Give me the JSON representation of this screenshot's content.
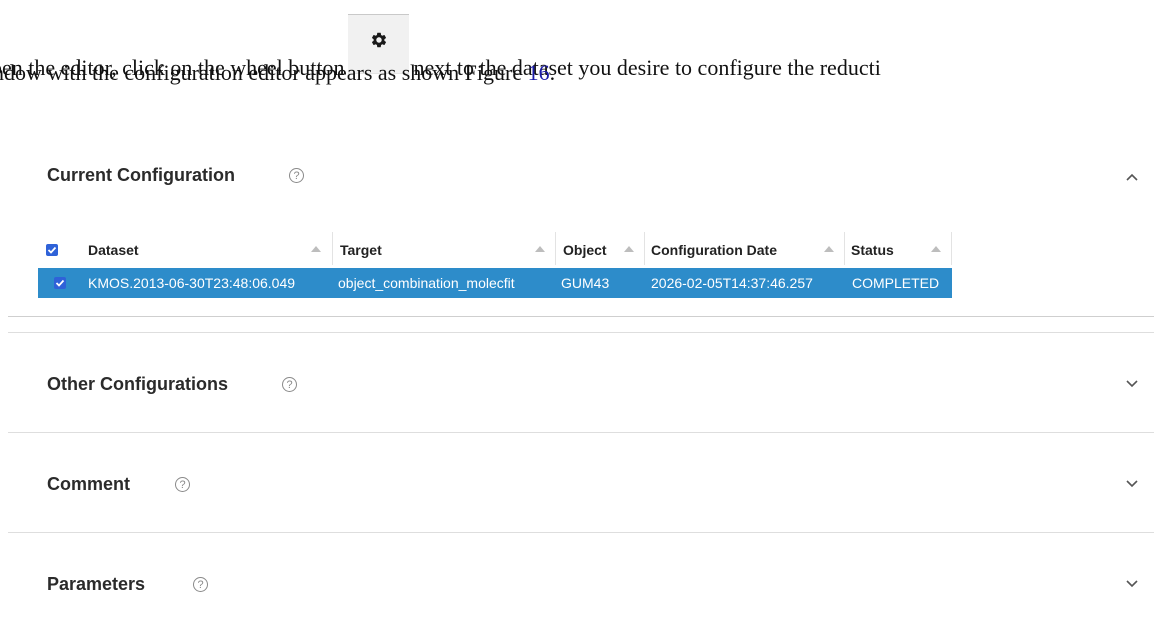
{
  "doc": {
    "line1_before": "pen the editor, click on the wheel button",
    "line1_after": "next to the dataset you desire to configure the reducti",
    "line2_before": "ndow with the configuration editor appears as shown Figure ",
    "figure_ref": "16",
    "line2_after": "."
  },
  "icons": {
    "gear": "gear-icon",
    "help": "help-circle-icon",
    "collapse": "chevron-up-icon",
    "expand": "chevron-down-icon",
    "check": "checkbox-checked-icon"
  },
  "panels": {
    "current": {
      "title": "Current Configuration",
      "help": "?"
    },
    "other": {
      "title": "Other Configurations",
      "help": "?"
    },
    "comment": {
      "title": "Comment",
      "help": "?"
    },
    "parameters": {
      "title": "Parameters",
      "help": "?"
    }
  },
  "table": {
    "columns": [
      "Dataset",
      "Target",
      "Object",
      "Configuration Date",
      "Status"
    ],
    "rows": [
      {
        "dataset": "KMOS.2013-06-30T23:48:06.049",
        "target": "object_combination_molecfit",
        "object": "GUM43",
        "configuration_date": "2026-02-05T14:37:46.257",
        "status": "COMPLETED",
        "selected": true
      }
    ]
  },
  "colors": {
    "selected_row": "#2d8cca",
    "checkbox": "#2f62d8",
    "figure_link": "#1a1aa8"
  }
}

==

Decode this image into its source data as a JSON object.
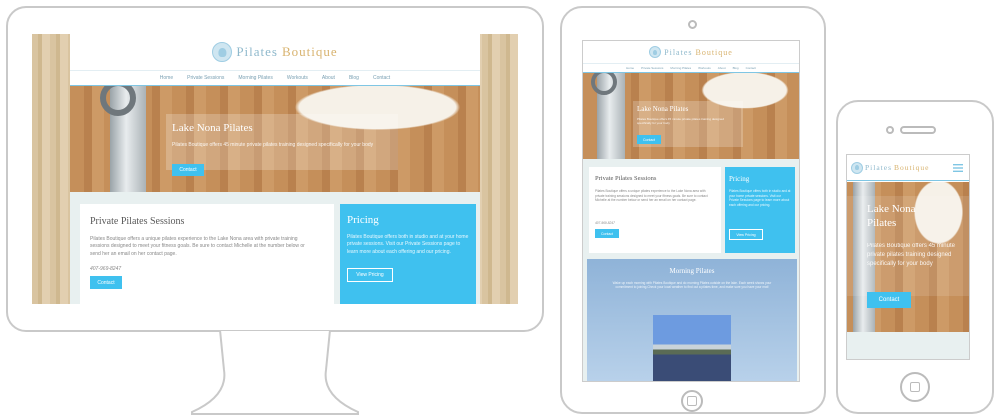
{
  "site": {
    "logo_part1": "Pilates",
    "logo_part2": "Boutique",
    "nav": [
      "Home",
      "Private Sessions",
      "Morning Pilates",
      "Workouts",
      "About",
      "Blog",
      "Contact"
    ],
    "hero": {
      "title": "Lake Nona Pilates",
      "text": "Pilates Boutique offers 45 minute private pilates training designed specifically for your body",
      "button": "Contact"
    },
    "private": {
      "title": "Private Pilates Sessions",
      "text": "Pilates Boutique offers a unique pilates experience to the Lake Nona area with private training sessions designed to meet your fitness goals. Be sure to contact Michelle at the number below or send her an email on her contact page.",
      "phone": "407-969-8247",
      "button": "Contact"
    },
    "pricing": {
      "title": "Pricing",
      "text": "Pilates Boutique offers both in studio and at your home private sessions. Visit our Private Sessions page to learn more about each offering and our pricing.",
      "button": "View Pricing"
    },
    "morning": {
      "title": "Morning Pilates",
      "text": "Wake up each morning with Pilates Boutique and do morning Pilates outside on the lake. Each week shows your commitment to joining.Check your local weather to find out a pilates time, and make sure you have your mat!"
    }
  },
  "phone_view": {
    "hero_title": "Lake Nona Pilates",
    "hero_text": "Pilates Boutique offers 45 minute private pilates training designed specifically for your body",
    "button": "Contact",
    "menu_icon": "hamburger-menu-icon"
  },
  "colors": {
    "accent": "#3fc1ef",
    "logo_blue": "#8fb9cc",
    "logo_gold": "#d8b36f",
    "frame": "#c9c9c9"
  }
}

---

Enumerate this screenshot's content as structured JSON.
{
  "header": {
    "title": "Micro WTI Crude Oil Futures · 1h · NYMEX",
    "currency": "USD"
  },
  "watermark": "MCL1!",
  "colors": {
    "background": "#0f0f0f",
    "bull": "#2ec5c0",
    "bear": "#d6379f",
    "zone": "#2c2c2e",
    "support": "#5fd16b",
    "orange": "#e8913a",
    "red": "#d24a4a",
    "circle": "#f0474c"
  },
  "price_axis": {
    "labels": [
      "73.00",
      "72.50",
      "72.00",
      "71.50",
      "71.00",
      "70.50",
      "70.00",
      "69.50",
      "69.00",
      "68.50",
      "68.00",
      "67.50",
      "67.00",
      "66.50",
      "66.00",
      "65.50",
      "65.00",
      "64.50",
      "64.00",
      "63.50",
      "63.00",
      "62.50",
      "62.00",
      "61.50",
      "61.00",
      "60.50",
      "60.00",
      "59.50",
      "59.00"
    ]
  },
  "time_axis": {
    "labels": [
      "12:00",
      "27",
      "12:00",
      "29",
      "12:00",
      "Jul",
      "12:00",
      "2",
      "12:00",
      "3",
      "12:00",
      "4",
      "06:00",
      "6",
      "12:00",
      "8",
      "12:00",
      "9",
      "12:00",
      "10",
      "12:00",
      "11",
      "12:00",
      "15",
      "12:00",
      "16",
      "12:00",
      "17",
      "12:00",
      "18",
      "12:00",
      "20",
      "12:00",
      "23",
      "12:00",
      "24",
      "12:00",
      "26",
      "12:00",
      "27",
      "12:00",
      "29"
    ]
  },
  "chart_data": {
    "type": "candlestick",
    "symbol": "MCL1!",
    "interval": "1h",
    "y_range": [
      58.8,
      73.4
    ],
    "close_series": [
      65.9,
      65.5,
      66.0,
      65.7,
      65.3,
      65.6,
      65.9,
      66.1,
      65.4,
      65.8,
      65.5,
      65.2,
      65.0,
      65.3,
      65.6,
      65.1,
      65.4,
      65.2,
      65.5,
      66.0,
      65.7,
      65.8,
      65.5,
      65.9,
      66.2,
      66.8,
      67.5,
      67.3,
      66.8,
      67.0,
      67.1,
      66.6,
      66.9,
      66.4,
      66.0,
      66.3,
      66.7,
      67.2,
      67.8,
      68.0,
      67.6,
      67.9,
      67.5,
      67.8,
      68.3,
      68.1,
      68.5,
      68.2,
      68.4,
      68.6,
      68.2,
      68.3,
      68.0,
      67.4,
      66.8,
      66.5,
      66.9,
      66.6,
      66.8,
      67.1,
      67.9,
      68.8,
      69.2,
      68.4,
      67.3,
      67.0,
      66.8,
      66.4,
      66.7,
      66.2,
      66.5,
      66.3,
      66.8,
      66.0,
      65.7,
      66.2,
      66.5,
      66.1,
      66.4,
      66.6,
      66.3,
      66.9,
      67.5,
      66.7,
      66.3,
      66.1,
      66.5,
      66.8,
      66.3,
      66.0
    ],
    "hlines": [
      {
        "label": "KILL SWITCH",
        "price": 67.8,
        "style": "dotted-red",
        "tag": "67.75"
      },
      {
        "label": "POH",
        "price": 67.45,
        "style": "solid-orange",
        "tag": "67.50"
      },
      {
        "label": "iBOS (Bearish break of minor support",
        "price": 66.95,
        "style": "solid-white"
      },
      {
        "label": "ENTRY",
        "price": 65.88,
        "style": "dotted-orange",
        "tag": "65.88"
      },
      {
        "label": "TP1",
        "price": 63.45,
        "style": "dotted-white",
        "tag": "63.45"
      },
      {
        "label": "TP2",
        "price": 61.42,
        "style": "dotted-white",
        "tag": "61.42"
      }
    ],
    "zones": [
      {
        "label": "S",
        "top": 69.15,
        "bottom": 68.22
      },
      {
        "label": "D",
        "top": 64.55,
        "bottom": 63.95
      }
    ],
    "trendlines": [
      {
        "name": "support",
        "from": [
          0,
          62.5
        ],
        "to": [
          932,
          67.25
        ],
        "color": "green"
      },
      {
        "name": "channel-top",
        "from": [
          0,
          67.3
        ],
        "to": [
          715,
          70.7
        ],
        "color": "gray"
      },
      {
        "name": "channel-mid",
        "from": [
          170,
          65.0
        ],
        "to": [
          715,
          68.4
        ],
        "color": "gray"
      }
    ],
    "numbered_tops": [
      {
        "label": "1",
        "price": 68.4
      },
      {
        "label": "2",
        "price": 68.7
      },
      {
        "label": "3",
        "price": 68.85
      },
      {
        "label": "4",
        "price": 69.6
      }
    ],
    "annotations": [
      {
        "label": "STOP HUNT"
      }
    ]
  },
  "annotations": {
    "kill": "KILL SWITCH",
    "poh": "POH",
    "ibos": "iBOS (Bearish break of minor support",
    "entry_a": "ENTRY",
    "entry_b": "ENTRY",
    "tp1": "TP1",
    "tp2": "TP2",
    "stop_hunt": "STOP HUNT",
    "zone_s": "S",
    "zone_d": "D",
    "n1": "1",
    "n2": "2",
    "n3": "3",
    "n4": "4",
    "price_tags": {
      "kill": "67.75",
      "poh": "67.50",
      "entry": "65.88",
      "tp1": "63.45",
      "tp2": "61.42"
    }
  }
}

*EXERCISE DETAILS*. Look over the listing above. Pick out and copy every line that includes "name".

*THE REPLY*.
        "name": "support",
        "name": "channel-top",
        "name": "channel-mid",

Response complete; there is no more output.